> Dataset rows:

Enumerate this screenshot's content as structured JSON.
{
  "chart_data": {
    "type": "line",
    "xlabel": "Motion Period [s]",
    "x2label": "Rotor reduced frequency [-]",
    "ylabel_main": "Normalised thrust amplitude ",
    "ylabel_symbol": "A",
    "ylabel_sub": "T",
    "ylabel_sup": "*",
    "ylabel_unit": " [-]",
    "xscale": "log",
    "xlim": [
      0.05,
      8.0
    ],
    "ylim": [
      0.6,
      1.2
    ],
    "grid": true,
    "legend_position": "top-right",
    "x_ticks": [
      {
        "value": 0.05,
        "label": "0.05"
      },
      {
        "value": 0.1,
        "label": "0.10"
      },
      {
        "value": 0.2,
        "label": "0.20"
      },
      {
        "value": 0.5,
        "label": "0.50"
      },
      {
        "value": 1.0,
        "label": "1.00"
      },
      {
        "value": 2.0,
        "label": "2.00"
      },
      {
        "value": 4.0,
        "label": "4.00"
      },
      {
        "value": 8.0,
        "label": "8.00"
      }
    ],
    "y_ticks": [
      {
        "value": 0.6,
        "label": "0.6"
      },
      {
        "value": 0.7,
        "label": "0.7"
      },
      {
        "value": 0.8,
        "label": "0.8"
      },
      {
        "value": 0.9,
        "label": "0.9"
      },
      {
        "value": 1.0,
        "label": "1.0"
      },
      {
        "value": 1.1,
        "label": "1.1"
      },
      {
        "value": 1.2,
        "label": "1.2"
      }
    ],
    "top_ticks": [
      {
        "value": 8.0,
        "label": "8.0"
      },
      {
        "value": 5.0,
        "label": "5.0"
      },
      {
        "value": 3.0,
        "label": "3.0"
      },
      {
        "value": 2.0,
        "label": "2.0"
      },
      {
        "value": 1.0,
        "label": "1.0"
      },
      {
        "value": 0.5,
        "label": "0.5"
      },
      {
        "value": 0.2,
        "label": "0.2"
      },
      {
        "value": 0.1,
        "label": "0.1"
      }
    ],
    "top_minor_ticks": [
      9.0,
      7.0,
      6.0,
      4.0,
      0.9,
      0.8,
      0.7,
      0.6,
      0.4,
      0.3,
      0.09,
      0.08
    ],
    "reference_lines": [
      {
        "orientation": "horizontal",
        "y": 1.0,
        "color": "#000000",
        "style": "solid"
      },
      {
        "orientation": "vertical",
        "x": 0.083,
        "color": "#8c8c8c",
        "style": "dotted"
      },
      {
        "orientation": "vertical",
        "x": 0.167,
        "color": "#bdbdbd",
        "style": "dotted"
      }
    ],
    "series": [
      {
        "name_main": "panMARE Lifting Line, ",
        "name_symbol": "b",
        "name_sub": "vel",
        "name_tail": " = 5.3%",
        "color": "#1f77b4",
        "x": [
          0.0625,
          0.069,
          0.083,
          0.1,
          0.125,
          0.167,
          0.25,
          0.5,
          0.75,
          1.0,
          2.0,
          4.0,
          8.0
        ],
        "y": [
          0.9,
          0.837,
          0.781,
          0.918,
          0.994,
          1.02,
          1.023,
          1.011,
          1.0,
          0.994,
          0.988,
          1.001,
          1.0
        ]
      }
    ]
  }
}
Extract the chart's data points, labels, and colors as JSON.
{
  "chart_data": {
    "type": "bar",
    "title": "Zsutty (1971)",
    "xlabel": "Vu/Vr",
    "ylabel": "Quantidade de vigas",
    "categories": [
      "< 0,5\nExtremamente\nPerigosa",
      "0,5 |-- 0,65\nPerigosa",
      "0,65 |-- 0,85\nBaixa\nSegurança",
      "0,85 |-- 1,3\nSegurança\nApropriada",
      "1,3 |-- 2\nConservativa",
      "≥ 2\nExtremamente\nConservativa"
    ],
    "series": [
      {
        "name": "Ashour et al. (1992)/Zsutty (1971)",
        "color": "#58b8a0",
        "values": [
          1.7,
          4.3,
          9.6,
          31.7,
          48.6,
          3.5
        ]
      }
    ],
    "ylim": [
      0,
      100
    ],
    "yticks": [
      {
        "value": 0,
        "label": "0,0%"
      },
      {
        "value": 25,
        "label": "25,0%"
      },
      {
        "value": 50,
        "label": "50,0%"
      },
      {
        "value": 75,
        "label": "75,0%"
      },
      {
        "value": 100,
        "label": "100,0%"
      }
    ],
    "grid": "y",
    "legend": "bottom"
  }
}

> Instructions to follow:
Return the full listing, character for character.

> Task output:
Enumerate this screenshot's content as structured JSON.
{
  "chart_data": {
    "type": "line",
    "xlabel": "Motion Period [s]",
    "x2label": "Rotor reduced frequency [-]",
    "ylabel_main": "Normalised thrust amplitude ",
    "ylabel_symbol": "A",
    "ylabel_sub": "T",
    "ylabel_sup": "*",
    "ylabel_unit": " [-]",
    "xscale": "log",
    "xlim": [
      0.05,
      8.0
    ],
    "ylim": [
      0.6,
      1.2
    ],
    "grid": true,
    "legend_position": "top-right",
    "x_ticks": [
      {
        "value": 0.05,
        "label": "0.05"
      },
      {
        "value": 0.1,
        "label": "0.10"
      },
      {
        "value": 0.2,
        "label": "0.20"
      },
      {
        "value": 0.5,
        "label": "0.50"
      },
      {
        "value": 1.0,
        "label": "1.00"
      },
      {
        "value": 2.0,
        "label": "2.00"
      },
      {
        "value": 4.0,
        "label": "4.00"
      },
      {
        "value": 8.0,
        "label": "8.00"
      }
    ],
    "y_ticks": [
      {
        "value": 0.6,
        "label": "0.6"
      },
      {
        "value": 0.7,
        "label": "0.7"
      },
      {
        "value": 0.8,
        "label": "0.8"
      },
      {
        "value": 0.9,
        "label": "0.9"
      },
      {
        "value": 1.0,
        "label": "1.0"
      },
      {
        "value": 1.1,
        "label": "1.1"
      },
      {
        "value": 1.2,
        "label": "1.2"
      }
    ],
    "top_ticks": [
      {
        "value": 8.0,
        "label": "8.0"
      },
      {
        "value": 5.0,
        "label": "5.0"
      },
      {
        "value": 3.0,
        "label": "3.0"
      },
      {
        "value": 2.0,
        "label": "2.0"
      },
      {
        "value": 1.0,
        "label": "1.0"
      },
      {
        "value": 0.5,
        "label": "0.5"
      },
      {
        "value": 0.2,
        "label": "0.2"
      },
      {
        "value": 0.1,
        "label": "0.1"
      }
    ],
    "top_minor_ticks": [
      9.0,
      7.0,
      6.0,
      4.0,
      0.9,
      0.8,
      0.7,
      0.6,
      0.4,
      0.3,
      0.09,
      0.08
    ],
    "reference_lines": [
      {
        "orientation": "horizontal",
        "y": 1.0,
        "color": "#000000",
        "style": "solid"
      },
      {
        "orientation": "vertical",
        "x": 0.083,
        "color": "#8c8c8c",
        "style": "dotted"
      },
      {
        "orientation": "vertical",
        "x": 0.167,
        "color": "#bdbdbd",
        "style": "dotted"
      }
    ],
    "series": [
      {
        "name_main": "panMARE Lifting Line, ",
        "name_symbol": "b",
        "name_sub": "vel",
        "name_tail": " = 5.3%",
        "color": "#1f77b4",
        "x": [
          0.0625,
          0.069,
          0.083,
          0.1,
          0.125,
          0.167,
          0.25,
          0.5,
          0.75,
          1.0,
          2.0,
          4.0,
          8.0
        ],
        "y": [
          0.9,
          0.837,
          0.781,
          0.918,
          0.994,
          1.02,
          1.023,
          1.011,
          1.0,
          0.994,
          0.988,
          1.001,
          1.0
        ]
      }
    ]
  }
}
Extract the chart's data points, labels, and colors as JSON.
{
  "chart_data": {
    "type": "bar",
    "title": "Zsutty (1971)",
    "xlabel": "Vu/Vr",
    "ylabel": "Quantidade de vigas",
    "categories": [
      "< 0,5\nExtremamente\nPerigosa",
      "0,5 |-- 0,65\nPerigosa",
      "0,65 |-- 0,85\nBaixa\nSegurança",
      "0,85 |-- 1,3\nSegurança\nApropriada",
      "1,3 |-- 2\nConservativa",
      "≥ 2\nExtremamente\nConservativa"
    ],
    "series": [
      {
        "name": "Ashour et al. (1992)/Zsutty (1971)",
        "color": "#58b8a0",
        "values": [
          1.7,
          4.3,
          9.6,
          31.7,
          48.6,
          3.5
        ]
      }
    ],
    "ylim": [
      0,
      100
    ],
    "yticks": [
      {
        "value": 0,
        "label": "0,0%"
      },
      {
        "value": 25,
        "label": "25,0%"
      },
      {
        "value": 50,
        "label": "50,0%"
      },
      {
        "value": 75,
        "label": "75,0%"
      },
      {
        "value": 100,
        "label": "100,0%"
      }
    ],
    "grid": "y",
    "legend": "bottom"
  }
}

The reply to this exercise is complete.